- _TASK PROMPT_:
Pictures do not belong in the copy; restate the records below word for word.

- _INFORMATION SHOWN_:
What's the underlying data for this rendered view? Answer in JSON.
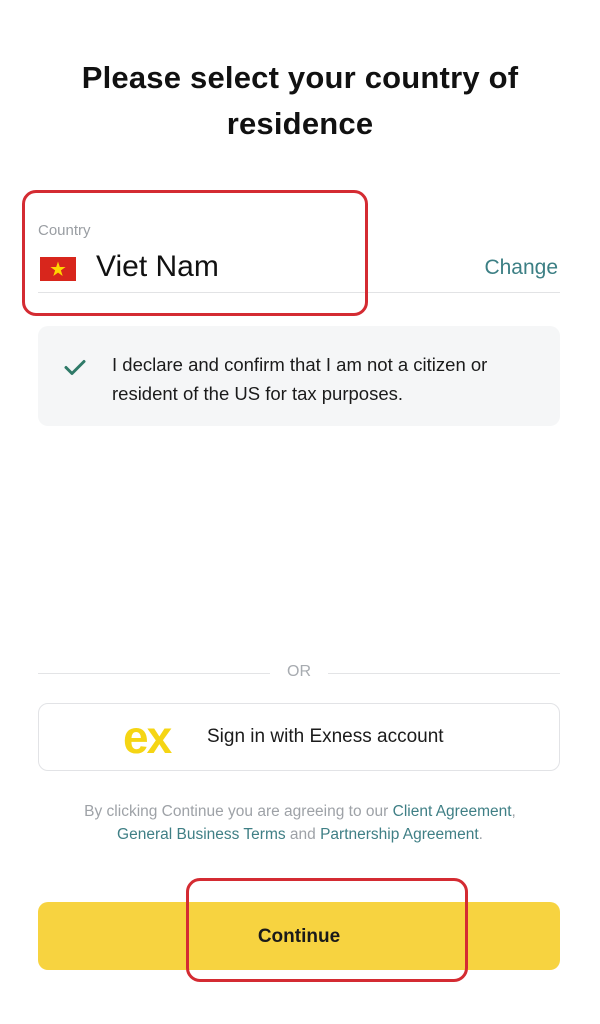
{
  "header": {
    "title_line1": "Please select your country of",
    "title_line2": "residence"
  },
  "country": {
    "label": "Country",
    "value": "Viet Nam",
    "flag_icon": "vietnam-flag-icon",
    "change_label": "Change"
  },
  "declaration": {
    "checked": true,
    "check_icon": "checkmark-icon",
    "text": "I declare and confirm that I am not a citizen or resident of the US for tax purposes."
  },
  "divider": {
    "or_label": "OR"
  },
  "exness_signin": {
    "logo_text": "ex",
    "label": "Sign in with Exness account"
  },
  "legal": {
    "prefix": "By clicking Continue you are agreeing to our ",
    "link1": "Client Agreement",
    "sep1": ", ",
    "link2": "General Business Terms",
    "sep2": " and ",
    "link3": "Partnership Agreement",
    "suffix": "."
  },
  "continue": {
    "label": "Continue"
  },
  "colors": {
    "accent_yellow": "#f7d340",
    "link_teal": "#3c7f84",
    "check_green": "#2f7a68",
    "highlight_red": "#d42b32",
    "flag_red": "#d8261c",
    "flag_star": "#ffd500"
  }
}
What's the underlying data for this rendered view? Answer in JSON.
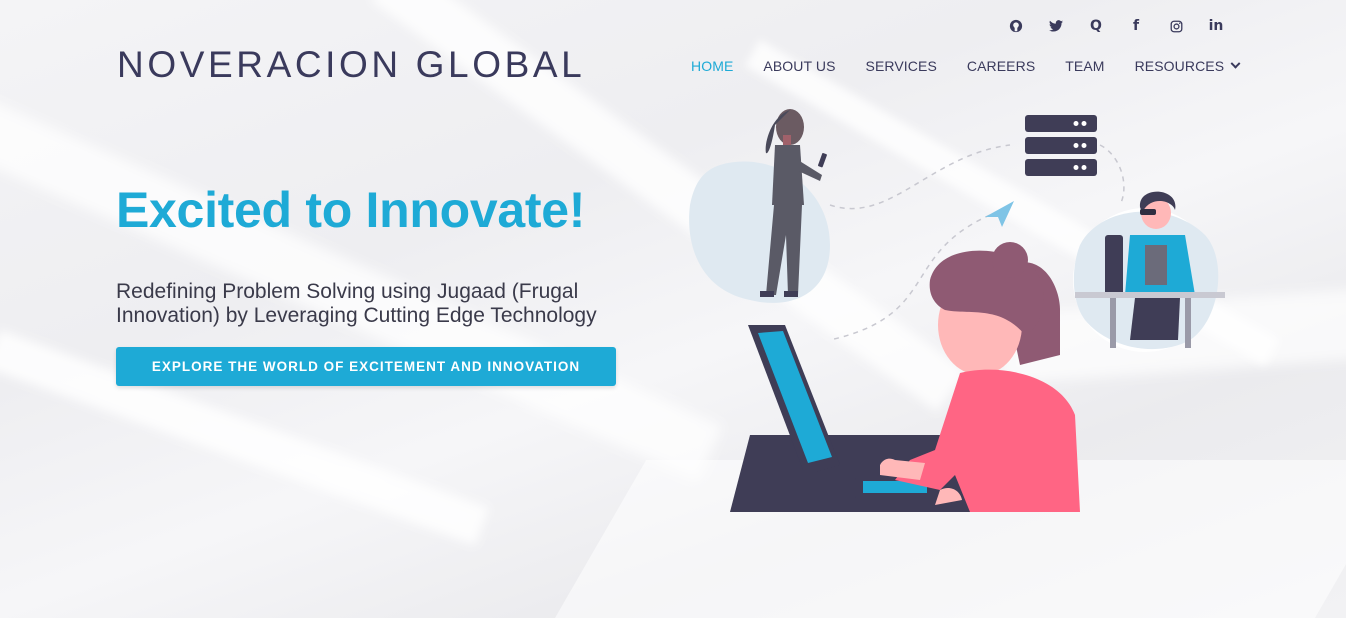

- _THE REPLY_:
What's the underlying data for this rendered view? Answer in JSON.
{
  "header": {
    "title_line1": "Please select your country of",
    "title_line2": "residence"
  },
  "country": {
    "label": "Country",
    "value": "Viet Nam",
    "flag_icon": "vietnam-flag-icon",
    "change_label": "Change"
  },
  "declaration": {
    "checked": true,
    "check_icon": "checkmark-icon",
    "text": "I declare and confirm that I am not a citizen or resident of the US for tax purposes."
  },
  "divider": {
    "or_label": "OR"
  },
  "exness_signin": {
    "logo_text": "ex",
    "label": "Sign in with Exness account"
  },
  "legal": {
    "prefix": "By clicking Continue you are agreeing to our ",
    "link1": "Client Agreement",
    "sep1": ", ",
    "link2": "General Business Terms",
    "sep2": " and ",
    "link3": "Partnership Agreement",
    "suffix": "."
  },
  "continue": {
    "label": "Continue"
  },
  "colors": {
    "accent_yellow": "#f7d340",
    "link_teal": "#3c7f84",
    "check_green": "#2f7a68",
    "highlight_red": "#d42b32",
    "flag_red": "#d8261c",
    "flag_star": "#ffd500"
  }
}
What's the underlying data for this rendered view? Answer in JSON.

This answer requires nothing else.